== Data for this exercise

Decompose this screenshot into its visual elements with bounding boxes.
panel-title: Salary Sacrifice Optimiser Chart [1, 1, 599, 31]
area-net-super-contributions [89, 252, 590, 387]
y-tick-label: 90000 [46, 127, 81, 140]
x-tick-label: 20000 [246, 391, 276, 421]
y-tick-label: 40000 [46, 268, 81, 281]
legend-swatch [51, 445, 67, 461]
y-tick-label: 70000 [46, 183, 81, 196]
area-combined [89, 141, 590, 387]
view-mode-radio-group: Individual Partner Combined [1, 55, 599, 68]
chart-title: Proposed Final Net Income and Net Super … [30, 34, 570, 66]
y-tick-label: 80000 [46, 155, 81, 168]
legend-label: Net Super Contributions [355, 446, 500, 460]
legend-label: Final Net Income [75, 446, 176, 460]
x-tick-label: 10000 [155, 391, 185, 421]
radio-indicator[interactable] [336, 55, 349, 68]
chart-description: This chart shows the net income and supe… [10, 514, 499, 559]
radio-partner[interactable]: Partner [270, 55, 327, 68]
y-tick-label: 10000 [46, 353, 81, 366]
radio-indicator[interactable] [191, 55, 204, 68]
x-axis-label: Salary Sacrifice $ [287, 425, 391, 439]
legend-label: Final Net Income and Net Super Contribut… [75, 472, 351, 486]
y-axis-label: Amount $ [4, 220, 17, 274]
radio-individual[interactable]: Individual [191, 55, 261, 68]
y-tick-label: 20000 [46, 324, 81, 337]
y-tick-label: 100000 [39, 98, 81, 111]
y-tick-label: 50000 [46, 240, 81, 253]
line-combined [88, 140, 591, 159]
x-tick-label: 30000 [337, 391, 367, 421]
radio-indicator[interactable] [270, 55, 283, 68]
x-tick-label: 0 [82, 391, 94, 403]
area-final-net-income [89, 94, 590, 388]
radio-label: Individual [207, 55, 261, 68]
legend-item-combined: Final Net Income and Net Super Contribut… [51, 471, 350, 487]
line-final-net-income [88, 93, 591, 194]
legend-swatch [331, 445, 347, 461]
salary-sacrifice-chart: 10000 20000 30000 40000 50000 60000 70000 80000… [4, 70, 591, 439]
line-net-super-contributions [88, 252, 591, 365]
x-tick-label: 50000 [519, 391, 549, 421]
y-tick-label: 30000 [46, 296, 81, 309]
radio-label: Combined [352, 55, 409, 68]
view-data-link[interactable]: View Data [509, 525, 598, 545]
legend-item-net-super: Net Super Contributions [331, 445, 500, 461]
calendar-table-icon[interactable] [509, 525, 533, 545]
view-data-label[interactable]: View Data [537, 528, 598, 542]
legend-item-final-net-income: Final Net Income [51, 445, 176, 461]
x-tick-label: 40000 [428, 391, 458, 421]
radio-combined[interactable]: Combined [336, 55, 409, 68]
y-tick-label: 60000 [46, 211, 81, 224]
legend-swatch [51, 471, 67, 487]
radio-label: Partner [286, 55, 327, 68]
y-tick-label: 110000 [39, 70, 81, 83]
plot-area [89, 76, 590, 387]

====

● Objective:
From the items above, extract every line that contains the word "Individual" and reproduce each such line unchanged.

● Response:
view-mode-radio-group: Individual Partner Combined [1, 55, 599, 68]
radio-individual[interactable]: Individual [191, 55, 261, 68]
radio-label: Individual [207, 55, 261, 68]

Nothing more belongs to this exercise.